═══ Provided data

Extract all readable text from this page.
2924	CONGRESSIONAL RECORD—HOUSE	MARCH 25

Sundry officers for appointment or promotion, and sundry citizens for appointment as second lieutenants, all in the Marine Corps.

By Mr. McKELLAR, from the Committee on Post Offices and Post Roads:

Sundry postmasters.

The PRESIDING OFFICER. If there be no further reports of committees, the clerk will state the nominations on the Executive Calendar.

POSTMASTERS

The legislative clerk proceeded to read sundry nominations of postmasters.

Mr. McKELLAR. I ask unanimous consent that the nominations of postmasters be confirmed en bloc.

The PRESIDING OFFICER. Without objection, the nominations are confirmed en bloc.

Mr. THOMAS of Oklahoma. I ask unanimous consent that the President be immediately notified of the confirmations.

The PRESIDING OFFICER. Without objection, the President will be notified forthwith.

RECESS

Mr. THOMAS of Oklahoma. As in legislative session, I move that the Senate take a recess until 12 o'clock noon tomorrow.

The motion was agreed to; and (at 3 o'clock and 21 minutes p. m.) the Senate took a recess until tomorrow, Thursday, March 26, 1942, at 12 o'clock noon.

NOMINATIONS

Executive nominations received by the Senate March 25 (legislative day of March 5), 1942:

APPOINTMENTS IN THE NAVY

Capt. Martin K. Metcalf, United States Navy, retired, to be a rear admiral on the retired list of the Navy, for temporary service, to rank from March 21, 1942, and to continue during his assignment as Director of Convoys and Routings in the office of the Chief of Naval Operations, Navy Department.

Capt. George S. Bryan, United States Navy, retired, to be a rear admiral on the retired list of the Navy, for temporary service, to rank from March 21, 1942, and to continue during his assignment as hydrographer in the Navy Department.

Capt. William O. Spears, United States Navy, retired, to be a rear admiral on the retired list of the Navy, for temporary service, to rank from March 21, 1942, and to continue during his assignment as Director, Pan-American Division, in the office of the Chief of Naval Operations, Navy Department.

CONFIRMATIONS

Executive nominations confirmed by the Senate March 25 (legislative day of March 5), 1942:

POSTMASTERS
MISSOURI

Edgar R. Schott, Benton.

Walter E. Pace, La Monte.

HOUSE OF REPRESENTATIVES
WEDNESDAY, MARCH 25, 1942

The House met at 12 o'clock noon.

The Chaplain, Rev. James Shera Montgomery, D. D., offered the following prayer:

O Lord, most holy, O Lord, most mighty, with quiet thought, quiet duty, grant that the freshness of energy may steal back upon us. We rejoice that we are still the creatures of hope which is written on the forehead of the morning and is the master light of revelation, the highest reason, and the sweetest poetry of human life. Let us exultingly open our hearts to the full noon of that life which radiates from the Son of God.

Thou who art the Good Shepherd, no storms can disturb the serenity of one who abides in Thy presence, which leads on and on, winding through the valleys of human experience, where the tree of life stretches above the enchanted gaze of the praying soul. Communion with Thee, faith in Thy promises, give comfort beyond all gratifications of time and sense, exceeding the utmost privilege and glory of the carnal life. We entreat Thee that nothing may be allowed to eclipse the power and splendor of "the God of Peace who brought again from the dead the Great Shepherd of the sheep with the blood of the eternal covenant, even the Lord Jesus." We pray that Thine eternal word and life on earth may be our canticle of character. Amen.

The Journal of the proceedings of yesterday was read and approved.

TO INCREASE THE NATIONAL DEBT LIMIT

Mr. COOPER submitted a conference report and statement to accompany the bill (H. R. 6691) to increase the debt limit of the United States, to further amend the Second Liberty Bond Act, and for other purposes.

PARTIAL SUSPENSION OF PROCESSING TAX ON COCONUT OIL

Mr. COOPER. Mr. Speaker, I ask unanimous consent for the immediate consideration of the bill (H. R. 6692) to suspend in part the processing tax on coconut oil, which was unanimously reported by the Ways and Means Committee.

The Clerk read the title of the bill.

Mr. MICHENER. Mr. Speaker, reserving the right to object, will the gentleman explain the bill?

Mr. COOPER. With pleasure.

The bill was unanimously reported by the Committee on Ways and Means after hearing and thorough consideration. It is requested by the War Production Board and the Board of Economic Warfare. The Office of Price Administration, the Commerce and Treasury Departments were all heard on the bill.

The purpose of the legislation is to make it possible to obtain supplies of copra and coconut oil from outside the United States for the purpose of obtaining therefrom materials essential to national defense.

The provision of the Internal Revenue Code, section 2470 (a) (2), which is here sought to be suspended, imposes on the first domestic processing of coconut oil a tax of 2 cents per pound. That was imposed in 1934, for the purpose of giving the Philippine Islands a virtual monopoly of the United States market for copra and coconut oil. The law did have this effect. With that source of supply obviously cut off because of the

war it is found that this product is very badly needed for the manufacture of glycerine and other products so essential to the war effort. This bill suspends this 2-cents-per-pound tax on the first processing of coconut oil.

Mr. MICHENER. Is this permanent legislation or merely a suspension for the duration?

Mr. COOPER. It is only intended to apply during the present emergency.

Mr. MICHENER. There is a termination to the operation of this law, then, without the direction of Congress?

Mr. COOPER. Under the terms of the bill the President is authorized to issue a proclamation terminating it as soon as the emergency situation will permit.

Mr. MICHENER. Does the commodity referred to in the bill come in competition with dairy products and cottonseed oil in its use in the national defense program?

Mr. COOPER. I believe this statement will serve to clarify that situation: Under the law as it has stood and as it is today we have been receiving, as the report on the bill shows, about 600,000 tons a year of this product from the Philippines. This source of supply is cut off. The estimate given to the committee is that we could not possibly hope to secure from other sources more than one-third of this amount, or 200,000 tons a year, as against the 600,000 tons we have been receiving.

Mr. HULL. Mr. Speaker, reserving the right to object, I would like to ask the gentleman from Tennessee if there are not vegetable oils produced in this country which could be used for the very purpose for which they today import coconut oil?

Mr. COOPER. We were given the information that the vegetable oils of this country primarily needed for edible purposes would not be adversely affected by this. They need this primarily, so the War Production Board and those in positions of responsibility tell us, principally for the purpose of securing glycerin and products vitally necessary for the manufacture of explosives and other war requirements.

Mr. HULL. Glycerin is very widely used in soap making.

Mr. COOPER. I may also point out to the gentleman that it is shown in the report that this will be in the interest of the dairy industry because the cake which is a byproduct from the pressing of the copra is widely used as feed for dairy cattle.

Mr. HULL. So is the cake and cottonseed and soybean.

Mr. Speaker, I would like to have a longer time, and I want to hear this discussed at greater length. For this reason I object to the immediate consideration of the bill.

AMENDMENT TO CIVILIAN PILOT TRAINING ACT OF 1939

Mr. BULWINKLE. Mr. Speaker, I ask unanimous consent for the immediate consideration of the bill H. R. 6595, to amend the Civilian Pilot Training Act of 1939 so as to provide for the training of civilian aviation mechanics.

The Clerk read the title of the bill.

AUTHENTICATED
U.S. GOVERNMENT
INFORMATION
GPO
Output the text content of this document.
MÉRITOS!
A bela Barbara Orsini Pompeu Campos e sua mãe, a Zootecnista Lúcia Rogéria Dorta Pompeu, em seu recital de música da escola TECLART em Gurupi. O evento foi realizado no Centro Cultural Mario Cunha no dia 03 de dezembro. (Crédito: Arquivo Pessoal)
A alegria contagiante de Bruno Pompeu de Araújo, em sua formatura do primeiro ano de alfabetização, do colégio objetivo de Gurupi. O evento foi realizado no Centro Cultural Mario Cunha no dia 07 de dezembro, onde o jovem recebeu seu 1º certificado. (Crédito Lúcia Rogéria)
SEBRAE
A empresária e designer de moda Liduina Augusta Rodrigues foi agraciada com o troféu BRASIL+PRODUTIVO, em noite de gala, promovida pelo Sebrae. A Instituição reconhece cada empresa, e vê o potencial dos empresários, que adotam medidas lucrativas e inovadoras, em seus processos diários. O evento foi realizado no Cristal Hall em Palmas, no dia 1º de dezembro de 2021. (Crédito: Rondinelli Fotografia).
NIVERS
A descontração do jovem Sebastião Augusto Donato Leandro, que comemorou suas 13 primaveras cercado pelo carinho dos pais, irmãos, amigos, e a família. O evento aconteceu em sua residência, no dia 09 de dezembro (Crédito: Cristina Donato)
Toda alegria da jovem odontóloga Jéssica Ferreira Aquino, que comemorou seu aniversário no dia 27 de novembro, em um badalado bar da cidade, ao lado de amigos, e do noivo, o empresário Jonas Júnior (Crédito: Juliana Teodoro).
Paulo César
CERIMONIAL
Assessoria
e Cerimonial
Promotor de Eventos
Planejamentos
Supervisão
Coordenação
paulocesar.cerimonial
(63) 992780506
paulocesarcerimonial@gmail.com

══════

▸ **What is being asked**
In the entries above, identify each line that includes the string "unanimously", then copy it.

▸ **Output for this task**
Mr. COOPER. Mr. Speaker, I ask unanimous consent for the immediate consideration of the bill (H. R. 6692) to suspend in part the processing tax on coconut oil, which was unanimously reported by the Ways and Means Committee.
The bill was unanimously reported by the Committee on Ways and Means after hearing and thorough consideration. It is requested by the War Production Board and the Board of Economic Warfare. The Office of Price Administration, the Commerce and Treasury Departments were all heard on the bill.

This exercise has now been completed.